Items from a dataset:
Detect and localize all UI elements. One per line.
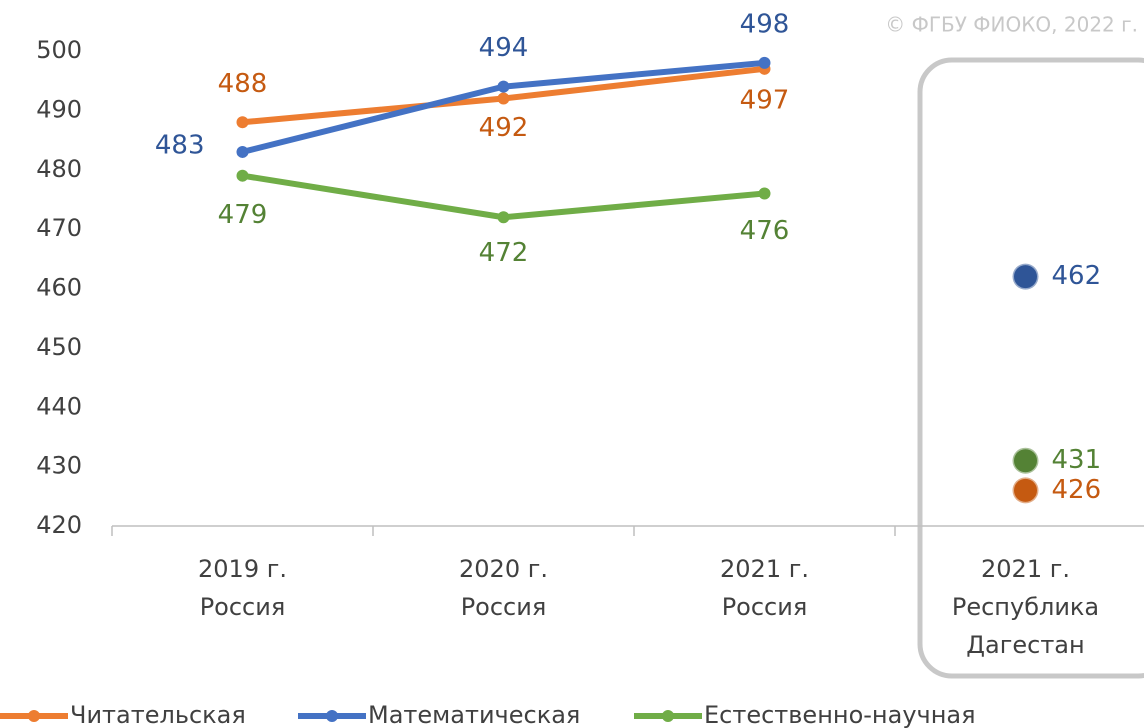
- point: [497, 92, 510, 105]
- point: [758, 187, 771, 200]
- point: [236, 145, 249, 158]
- legend-marker: [28, 710, 40, 722]
- x-tick-label-line: 2019 г.: [198, 555, 287, 583]
- x-tick-label: 2021 г. Республика Дагестан: [952, 555, 1099, 659]
- legend-marker: [662, 710, 674, 722]
- data-label: 488: [218, 69, 268, 99]
- data-label: 462: [1052, 261, 1102, 291]
- highlight-box: [917, 57, 1144, 679]
- data-label: 483: [155, 130, 205, 160]
- x-tick-label: 2020 г. Россия: [459, 555, 548, 621]
- point: [236, 169, 249, 182]
- highlight-point: [1011, 446, 1040, 476]
- y-tick-label: 420: [36, 511, 82, 539]
- legend-marker: [326, 710, 338, 722]
- x-tick-label-line: Россия: [200, 593, 286, 621]
- series-line: [242, 172, 765, 221]
- data-label: 492: [479, 113, 529, 143]
- data-label: 497: [740, 85, 790, 115]
- x-tick-label-line: Дагестан: [966, 631, 1084, 659]
- x-tick-label-line: Россия: [461, 593, 547, 621]
- y-tick-label: 490: [36, 95, 82, 123]
- x-tick-label-line: 2021 г.: [981, 555, 1070, 583]
- y-tick-label: 430: [36, 452, 82, 480]
- y-tick-label: 450: [36, 333, 82, 361]
- point: [236, 116, 249, 129]
- legend-label: Естественно-научная: [704, 701, 976, 728]
- point: [497, 80, 510, 93]
- data-label: 479: [218, 200, 268, 230]
- x-tick-label-line: 2021 г.: [720, 555, 809, 583]
- x-tick-label: 2021 г. Россия: [720, 555, 809, 621]
- legend-label: Математическая: [368, 701, 580, 728]
- data-label: 494: [479, 33, 529, 63]
- data-label: 431: [1052, 445, 1102, 475]
- point: [758, 56, 771, 69]
- y-tick-label: 480: [36, 155, 82, 183]
- highlight-point: [1011, 475, 1040, 505]
- legend-label: Читательская: [70, 701, 246, 728]
- data-label: 426: [1052, 475, 1102, 505]
- data-label: 498: [740, 9, 790, 39]
- source: © ФГБУ ФИОКО, 2022 г.: [885, 13, 1138, 37]
- x-tick-label-line: Россия: [722, 593, 808, 621]
- point: [497, 211, 510, 224]
- x-tick-label-line: Республика: [952, 593, 1099, 621]
- highlight-point: [1011, 262, 1040, 292]
- y-tick-label: 440: [36, 392, 82, 420]
- x-tick-label: 2019 г. Россия: [198, 555, 287, 621]
- y-tick-label: 470: [36, 214, 82, 242]
- x-tick-label-line: 2020 г.: [459, 555, 548, 583]
- y-tick-label: 460: [36, 274, 82, 302]
- data-label: 476: [740, 216, 790, 246]
- y-tick-label: 500: [36, 36, 82, 64]
- data-label: 472: [479, 238, 529, 268]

**WHAT IS EXPECTED**
Reproduce each line of the records above word for word, leaving out the pictures.

**WRITTEN SOLUTION**
Detect and localize all UI elements. One per line.
- point: [497, 92, 510, 105]
- point: [758, 187, 771, 200]
- point: [236, 145, 249, 158]
- legend-marker: [28, 710, 40, 722]
- x-tick-label-line: 2019 г.: [198, 555, 287, 583]
- x-tick-label: 2021 г. Республика Дагестан: [952, 555, 1099, 659]
- legend-marker: [662, 710, 674, 722]
- data-label: 488: [218, 69, 268, 99]
- data-label: 462: [1052, 261, 1102, 291]
- highlight-box: [917, 57, 1144, 679]
- data-label: 483: [155, 130, 205, 160]
- x-tick-label: 2020 г. Россия: [459, 555, 548, 621]
- point: [236, 169, 249, 182]
- highlight-point: [1011, 446, 1040, 476]
- y-tick-label: 420: [36, 511, 82, 539]
- legend-marker: [326, 710, 338, 722]
- x-tick-label-line: Россия: [200, 593, 286, 621]
- series-line: [242, 172, 765, 221]
- data-label: 492: [479, 113, 529, 143]
- data-label: 497: [740, 85, 790, 115]
- x-tick-label-line: Дагестан: [966, 631, 1084, 659]
- x-tick-label-line: Россия: [461, 593, 547, 621]
- y-tick-label: 490: [36, 95, 82, 123]
- x-tick-label-line: 2021 г.: [981, 555, 1070, 583]
- y-tick-label: 430: [36, 452, 82, 480]
- y-tick-label: 450: [36, 333, 82, 361]
- point: [236, 116, 249, 129]
- legend-label: Естественно-научная: [704, 701, 976, 728]
- point: [497, 80, 510, 93]
- data-label: 479: [218, 200, 268, 230]
- x-tick-label-line: 2021 г.: [720, 555, 809, 583]
- x-tick-label: 2021 г. Россия: [720, 555, 809, 621]
- legend-label: Математическая: [368, 701, 580, 728]
- data-label: 494: [479, 33, 529, 63]
- data-label: 431: [1052, 445, 1102, 475]
- point: [758, 56, 771, 69]
- y-tick-label: 480: [36, 155, 82, 183]
- highlight-point: [1011, 475, 1040, 505]
- legend-label: Читательская: [70, 701, 246, 728]
- data-label: 426: [1052, 475, 1102, 505]
- data-label: 498: [740, 9, 790, 39]
- source: © ФГБУ ФИОКО, 2022 г.: [885, 13, 1138, 37]
- x-tick-label-line: Россия: [722, 593, 808, 621]
- point: [497, 211, 510, 224]
- x-tick-label-line: Республика: [952, 593, 1099, 621]
- highlight-point: [1011, 262, 1040, 292]
- y-tick-label: 440: [36, 392, 82, 420]
- x-tick-label: 2019 г. Россия: [198, 555, 287, 621]
- y-tick-label: 470: [36, 214, 82, 242]
- x-tick-label-line: 2020 г.: [459, 555, 548, 583]
- y-tick-label: 460: [36, 274, 82, 302]
- data-label: 476: [740, 216, 790, 246]
- y-tick-label: 500: [36, 36, 82, 64]
- data-label: 472: [479, 238, 529, 268]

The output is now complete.